● WORK TO COMPLETE:
Scan the data below for the string "Субсидии". Copy every line where it appears.

'''

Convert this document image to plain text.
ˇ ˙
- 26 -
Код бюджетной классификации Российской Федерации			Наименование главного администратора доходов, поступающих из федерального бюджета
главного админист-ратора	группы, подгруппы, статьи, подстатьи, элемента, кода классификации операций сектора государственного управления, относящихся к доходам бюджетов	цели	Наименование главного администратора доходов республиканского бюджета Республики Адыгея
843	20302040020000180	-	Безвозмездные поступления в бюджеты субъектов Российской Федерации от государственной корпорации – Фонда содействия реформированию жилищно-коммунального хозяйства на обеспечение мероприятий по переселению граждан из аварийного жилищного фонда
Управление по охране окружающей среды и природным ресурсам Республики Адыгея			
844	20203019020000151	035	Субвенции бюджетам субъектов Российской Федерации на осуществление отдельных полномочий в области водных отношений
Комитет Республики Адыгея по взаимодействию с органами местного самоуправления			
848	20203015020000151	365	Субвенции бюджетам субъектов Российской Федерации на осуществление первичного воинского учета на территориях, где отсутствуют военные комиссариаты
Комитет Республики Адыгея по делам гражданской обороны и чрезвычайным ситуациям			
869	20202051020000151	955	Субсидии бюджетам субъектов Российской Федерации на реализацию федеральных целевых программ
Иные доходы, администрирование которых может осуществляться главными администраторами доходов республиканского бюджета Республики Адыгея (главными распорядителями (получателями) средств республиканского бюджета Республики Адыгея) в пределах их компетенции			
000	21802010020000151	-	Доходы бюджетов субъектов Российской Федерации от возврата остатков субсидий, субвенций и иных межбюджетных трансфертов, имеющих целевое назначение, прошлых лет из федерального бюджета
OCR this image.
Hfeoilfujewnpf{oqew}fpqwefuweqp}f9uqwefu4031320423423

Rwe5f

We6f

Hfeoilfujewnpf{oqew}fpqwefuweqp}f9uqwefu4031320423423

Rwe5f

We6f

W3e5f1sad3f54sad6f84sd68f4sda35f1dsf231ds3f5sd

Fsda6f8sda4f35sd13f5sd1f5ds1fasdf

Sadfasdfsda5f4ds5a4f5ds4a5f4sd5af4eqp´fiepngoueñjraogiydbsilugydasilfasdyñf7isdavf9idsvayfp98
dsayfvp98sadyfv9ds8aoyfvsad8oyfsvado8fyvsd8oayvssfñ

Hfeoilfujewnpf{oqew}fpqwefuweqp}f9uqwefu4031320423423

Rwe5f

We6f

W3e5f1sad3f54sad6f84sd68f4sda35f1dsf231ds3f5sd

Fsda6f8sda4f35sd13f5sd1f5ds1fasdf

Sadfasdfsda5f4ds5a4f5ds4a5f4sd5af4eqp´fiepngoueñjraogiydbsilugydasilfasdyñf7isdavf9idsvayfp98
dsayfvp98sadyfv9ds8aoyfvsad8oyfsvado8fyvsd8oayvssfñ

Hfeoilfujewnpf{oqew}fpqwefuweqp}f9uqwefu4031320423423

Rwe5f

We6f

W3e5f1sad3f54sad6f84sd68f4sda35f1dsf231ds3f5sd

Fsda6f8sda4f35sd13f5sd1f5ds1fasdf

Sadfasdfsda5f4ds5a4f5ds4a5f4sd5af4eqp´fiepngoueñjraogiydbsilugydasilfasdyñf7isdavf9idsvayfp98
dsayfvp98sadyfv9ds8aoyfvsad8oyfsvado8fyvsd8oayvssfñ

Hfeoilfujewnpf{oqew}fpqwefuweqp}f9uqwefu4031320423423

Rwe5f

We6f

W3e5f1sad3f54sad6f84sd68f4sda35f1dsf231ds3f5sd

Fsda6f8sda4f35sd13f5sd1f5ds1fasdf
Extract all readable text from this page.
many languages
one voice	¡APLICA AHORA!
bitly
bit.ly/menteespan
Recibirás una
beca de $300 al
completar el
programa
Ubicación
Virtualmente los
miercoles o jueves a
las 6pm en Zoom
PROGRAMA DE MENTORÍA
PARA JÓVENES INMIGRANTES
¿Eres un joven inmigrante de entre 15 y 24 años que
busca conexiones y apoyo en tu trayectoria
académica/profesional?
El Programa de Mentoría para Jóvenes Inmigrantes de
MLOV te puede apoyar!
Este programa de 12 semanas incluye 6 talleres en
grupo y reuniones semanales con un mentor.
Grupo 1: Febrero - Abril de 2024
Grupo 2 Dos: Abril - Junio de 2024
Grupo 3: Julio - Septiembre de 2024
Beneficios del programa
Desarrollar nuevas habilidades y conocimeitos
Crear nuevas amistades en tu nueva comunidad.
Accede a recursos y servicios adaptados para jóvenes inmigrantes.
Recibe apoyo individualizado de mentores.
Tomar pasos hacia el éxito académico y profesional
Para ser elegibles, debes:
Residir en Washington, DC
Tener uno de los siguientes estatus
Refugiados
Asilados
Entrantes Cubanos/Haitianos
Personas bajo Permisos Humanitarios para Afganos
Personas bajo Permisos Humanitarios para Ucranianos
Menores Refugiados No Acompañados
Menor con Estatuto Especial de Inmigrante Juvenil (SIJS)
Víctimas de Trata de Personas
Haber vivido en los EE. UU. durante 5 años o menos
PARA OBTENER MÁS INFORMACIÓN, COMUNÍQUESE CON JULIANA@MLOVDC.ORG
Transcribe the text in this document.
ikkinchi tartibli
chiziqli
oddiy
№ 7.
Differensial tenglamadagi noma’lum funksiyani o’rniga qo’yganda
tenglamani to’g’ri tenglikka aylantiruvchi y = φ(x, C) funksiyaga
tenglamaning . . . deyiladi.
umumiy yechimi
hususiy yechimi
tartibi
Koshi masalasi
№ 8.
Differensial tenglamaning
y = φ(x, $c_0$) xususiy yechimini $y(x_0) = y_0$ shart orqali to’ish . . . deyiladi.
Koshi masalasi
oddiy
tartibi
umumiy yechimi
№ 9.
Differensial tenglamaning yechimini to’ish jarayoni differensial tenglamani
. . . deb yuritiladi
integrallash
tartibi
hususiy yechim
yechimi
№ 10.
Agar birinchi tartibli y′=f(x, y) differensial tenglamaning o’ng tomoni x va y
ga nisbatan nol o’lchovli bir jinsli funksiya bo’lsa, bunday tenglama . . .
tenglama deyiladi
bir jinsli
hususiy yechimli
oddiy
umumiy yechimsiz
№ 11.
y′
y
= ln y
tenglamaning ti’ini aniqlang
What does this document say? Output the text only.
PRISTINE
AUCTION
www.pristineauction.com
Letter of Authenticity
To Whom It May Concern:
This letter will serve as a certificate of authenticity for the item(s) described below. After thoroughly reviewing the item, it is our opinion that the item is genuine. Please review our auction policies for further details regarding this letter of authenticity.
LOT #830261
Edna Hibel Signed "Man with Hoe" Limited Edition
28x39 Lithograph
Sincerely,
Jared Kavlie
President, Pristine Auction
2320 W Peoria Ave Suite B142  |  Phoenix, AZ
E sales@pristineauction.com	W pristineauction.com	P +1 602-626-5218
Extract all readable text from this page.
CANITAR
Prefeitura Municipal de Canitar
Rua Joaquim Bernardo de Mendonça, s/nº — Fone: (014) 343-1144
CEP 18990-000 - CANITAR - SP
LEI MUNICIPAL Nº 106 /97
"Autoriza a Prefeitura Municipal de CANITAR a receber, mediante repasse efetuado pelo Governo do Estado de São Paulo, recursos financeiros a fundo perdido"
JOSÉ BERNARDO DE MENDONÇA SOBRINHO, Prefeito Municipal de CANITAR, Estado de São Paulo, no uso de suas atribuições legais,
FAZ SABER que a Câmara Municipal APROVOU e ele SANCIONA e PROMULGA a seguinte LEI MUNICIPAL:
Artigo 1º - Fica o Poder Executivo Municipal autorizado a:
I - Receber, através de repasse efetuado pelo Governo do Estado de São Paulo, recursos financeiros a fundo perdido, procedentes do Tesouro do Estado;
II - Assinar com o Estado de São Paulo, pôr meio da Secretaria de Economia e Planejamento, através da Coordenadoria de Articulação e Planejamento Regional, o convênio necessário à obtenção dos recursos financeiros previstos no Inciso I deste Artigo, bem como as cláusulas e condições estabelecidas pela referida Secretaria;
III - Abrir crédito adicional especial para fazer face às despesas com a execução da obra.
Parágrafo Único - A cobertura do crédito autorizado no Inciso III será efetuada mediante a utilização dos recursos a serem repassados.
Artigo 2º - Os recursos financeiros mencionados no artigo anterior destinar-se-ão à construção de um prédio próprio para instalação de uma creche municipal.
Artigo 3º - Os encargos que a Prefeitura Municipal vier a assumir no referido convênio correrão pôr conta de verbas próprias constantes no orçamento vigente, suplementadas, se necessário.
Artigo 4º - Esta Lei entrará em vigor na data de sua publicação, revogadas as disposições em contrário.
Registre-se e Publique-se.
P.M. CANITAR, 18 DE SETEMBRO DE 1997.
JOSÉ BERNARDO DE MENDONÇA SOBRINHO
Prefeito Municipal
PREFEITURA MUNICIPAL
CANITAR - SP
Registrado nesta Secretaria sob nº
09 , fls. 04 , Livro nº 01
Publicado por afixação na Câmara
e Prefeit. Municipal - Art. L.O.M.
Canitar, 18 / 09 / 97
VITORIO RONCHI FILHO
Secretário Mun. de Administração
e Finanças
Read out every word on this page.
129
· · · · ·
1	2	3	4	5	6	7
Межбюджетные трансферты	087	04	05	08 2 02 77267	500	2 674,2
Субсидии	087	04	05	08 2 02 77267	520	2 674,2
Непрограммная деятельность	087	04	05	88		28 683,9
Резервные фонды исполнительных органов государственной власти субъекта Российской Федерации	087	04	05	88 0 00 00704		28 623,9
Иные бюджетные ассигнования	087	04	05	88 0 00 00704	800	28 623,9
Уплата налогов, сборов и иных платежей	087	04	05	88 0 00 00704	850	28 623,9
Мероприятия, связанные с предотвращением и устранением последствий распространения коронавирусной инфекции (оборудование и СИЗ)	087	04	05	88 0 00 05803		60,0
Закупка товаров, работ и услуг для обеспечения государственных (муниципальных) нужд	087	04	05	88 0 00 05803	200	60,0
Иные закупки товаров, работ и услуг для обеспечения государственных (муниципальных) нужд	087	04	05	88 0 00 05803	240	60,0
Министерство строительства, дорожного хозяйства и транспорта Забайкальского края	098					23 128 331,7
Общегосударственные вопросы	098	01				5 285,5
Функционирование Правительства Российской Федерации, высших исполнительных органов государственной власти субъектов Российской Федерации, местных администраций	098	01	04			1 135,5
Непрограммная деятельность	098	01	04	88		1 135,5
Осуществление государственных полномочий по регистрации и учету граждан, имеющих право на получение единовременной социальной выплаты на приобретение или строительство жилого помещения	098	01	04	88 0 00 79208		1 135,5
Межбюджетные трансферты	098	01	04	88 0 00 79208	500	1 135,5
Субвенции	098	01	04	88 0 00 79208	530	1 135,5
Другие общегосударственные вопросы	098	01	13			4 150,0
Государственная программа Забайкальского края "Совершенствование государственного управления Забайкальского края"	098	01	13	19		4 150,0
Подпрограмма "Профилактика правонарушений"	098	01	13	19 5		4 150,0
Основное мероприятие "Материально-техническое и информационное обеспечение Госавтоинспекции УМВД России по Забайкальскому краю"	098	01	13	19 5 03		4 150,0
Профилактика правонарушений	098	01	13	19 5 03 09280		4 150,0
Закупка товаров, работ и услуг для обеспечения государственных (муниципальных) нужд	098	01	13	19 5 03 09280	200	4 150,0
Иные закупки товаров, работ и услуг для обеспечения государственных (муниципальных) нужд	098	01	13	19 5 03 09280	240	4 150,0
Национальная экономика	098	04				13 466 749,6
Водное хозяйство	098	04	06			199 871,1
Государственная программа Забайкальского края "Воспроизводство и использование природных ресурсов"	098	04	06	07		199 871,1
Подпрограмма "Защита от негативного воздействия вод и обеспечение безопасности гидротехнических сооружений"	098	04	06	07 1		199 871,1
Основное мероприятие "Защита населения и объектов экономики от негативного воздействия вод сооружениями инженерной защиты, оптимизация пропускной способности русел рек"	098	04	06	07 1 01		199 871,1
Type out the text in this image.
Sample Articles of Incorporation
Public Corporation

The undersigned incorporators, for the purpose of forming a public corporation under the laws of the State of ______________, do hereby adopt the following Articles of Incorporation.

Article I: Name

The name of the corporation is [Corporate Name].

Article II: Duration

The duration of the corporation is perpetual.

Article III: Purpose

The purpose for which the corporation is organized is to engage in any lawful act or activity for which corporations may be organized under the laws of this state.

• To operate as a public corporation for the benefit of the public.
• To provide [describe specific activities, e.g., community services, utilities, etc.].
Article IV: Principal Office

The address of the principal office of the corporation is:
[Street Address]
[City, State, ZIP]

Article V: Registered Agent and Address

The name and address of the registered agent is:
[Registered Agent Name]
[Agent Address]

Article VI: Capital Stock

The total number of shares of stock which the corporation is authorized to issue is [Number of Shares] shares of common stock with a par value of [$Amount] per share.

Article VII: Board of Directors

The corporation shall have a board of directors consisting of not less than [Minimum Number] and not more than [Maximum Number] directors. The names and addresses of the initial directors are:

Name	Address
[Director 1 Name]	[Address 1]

'''

● TASK OUTPUT:
869	20202051020000151	955	Субсидии бюджетам субъектов Российской Федерации на реализацию федеральных целевых программ
Субсидии	087	04	05	08 2 02 77267	520	2 674,2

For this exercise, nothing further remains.